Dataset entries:

───

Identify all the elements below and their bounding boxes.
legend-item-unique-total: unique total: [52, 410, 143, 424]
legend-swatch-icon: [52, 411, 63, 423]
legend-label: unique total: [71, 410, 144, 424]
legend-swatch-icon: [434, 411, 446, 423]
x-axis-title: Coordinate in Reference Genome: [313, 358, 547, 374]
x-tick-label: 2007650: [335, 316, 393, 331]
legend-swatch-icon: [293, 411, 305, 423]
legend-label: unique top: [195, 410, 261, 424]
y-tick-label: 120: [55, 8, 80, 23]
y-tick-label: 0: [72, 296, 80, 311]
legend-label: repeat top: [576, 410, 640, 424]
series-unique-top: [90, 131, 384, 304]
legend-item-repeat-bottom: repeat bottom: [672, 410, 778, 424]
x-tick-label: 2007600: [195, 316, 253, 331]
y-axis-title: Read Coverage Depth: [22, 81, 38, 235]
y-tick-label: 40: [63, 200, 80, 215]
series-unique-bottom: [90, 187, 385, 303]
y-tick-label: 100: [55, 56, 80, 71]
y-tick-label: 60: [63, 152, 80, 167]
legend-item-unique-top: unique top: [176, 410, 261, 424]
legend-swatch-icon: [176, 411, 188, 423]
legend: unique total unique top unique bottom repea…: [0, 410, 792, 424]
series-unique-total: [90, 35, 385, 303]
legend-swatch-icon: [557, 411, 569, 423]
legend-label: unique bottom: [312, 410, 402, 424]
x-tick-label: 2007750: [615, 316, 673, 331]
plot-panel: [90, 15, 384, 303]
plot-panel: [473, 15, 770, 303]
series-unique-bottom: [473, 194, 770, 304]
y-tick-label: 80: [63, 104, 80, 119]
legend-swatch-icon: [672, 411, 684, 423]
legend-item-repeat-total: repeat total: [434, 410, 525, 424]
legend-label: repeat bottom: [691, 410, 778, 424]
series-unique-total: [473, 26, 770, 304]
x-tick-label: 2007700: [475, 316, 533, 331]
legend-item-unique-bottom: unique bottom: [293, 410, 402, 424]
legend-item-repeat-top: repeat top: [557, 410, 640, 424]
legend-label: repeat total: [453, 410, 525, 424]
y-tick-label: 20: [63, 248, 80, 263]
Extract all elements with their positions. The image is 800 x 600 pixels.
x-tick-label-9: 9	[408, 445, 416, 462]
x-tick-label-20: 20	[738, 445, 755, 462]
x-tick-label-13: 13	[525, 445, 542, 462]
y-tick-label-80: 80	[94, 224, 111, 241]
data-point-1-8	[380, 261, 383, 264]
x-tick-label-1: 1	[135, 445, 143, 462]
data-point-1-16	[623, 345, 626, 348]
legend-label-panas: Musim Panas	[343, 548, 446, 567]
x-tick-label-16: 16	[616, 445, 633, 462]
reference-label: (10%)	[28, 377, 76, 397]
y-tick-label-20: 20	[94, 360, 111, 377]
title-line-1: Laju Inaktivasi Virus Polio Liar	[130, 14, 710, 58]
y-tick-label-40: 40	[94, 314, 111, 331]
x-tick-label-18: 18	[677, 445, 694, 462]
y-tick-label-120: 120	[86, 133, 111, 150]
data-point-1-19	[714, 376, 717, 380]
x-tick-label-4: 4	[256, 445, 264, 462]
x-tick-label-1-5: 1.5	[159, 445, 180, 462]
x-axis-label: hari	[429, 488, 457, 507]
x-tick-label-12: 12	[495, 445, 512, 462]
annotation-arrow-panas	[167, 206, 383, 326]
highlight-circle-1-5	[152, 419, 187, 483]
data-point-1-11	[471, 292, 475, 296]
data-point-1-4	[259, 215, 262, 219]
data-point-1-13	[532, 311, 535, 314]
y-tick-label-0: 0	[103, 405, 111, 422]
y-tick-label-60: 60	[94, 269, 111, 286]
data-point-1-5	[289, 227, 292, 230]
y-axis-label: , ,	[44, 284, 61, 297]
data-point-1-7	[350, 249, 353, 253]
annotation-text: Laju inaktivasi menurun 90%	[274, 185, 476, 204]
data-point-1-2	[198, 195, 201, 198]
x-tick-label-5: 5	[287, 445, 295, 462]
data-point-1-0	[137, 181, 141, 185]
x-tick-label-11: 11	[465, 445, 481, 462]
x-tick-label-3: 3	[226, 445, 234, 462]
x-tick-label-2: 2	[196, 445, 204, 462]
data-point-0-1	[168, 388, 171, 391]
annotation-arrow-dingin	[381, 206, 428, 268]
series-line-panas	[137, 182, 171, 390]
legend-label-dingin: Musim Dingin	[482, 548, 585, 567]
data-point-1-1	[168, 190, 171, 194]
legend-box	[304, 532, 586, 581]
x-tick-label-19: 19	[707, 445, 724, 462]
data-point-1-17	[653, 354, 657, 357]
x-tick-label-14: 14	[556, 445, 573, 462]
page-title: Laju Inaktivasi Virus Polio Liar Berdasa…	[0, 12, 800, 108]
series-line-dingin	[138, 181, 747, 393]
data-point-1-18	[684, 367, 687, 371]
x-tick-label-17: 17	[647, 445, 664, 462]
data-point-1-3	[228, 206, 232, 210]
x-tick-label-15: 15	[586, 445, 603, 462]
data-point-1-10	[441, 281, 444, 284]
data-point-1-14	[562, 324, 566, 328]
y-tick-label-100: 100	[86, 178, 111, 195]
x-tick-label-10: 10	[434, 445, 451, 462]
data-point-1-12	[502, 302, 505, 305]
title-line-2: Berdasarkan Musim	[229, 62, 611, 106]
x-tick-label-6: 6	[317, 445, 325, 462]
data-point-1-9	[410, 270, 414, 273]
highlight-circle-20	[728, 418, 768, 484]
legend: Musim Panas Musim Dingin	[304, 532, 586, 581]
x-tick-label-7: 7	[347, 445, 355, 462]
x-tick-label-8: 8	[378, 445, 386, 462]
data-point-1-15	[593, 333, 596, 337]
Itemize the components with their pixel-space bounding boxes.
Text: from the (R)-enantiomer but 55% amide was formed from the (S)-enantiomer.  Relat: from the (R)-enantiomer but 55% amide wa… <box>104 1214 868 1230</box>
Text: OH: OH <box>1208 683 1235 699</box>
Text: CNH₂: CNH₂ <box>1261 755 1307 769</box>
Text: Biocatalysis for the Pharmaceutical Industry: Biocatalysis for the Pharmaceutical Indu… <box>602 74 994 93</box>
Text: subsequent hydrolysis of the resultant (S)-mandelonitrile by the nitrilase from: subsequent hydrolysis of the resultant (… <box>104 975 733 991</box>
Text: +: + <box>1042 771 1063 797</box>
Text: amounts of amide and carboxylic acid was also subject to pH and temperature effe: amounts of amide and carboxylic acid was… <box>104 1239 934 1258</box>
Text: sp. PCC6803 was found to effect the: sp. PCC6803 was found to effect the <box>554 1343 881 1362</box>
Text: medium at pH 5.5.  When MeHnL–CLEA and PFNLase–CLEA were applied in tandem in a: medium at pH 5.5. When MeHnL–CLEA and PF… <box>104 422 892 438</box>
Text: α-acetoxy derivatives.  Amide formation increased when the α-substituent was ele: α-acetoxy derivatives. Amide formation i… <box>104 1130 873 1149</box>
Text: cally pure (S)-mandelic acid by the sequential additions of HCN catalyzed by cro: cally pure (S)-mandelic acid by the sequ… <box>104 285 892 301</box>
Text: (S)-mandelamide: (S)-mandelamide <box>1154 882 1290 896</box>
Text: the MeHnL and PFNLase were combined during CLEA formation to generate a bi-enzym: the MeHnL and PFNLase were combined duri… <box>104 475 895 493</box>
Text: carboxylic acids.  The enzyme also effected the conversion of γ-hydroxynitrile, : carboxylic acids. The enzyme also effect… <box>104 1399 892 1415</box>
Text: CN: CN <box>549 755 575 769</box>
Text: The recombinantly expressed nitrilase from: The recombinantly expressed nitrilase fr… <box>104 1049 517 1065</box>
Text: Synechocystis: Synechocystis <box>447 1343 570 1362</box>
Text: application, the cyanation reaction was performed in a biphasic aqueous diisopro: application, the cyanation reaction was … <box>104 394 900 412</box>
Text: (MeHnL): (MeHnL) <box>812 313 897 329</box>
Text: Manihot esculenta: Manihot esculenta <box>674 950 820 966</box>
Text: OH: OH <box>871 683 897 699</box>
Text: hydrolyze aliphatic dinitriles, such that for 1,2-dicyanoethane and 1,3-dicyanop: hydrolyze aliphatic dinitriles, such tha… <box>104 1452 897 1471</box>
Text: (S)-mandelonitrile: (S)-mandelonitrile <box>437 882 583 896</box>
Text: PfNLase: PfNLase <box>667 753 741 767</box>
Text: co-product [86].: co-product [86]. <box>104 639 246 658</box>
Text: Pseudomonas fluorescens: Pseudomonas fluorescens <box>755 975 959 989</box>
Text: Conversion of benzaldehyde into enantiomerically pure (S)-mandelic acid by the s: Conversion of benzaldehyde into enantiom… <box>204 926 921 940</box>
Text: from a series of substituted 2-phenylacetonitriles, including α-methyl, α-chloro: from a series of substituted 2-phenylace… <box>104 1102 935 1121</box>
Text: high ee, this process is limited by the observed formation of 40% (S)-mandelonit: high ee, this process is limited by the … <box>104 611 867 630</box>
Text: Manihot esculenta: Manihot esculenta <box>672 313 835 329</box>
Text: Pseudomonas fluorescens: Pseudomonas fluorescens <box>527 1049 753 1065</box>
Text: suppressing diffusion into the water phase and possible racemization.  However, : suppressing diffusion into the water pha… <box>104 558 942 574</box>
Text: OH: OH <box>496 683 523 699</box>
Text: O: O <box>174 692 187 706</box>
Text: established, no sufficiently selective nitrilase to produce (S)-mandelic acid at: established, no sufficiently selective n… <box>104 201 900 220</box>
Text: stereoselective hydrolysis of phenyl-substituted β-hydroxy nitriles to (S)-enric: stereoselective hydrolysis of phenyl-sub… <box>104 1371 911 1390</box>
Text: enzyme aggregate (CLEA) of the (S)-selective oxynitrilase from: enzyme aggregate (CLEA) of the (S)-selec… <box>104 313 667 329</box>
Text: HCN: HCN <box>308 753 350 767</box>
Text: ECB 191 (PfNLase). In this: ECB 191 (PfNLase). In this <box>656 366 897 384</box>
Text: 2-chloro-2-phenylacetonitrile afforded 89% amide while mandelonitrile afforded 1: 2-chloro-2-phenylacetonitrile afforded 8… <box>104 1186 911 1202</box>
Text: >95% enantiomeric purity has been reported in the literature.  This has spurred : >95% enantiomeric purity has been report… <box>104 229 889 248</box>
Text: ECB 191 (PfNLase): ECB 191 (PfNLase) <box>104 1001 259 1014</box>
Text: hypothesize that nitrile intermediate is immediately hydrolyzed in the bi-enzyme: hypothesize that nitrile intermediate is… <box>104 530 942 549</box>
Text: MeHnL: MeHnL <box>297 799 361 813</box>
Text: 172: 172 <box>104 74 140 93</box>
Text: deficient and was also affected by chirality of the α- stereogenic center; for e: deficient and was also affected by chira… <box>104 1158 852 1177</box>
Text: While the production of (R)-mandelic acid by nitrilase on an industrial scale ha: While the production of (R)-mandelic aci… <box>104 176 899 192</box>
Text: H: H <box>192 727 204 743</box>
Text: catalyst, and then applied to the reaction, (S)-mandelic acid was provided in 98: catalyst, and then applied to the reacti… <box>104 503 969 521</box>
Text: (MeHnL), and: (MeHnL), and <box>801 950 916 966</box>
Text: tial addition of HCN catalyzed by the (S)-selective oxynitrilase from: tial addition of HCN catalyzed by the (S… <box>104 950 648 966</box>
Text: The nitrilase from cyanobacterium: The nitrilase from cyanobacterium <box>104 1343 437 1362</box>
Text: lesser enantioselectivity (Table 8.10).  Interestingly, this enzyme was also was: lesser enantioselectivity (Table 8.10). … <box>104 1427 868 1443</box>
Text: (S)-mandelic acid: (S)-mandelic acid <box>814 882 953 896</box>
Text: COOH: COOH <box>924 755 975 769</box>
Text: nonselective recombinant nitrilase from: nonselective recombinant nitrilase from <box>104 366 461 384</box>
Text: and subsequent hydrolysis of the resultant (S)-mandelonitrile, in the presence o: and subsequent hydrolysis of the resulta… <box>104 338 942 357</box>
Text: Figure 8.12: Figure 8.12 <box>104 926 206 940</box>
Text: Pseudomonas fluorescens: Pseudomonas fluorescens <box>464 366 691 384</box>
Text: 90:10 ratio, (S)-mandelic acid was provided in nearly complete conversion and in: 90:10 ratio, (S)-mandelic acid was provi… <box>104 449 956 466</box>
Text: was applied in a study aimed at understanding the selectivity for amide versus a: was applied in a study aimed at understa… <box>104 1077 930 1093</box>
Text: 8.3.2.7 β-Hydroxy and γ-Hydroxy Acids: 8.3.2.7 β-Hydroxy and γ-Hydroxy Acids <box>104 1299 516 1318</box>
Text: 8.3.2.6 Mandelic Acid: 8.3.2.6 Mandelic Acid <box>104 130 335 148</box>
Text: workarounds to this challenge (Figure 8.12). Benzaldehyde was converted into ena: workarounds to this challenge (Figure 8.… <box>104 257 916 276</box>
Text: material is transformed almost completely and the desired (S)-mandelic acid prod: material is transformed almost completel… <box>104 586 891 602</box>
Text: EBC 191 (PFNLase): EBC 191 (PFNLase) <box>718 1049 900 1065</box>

───

Work instructions:
A copy of each line above that holds the word "carboxylic" is the expected answer.

Output for this exercise:
Text: amounts of amide and carboxylic acid was also subject to pH and temperature effe: amounts of amide and carboxylic acid was… <box>104 1239 934 1258</box>
Text: carboxylic acids.  The enzyme also effected the conversion of γ-hydroxynitrile, : carboxylic acids. The enzyme also effect… <box>104 1399 892 1415</box>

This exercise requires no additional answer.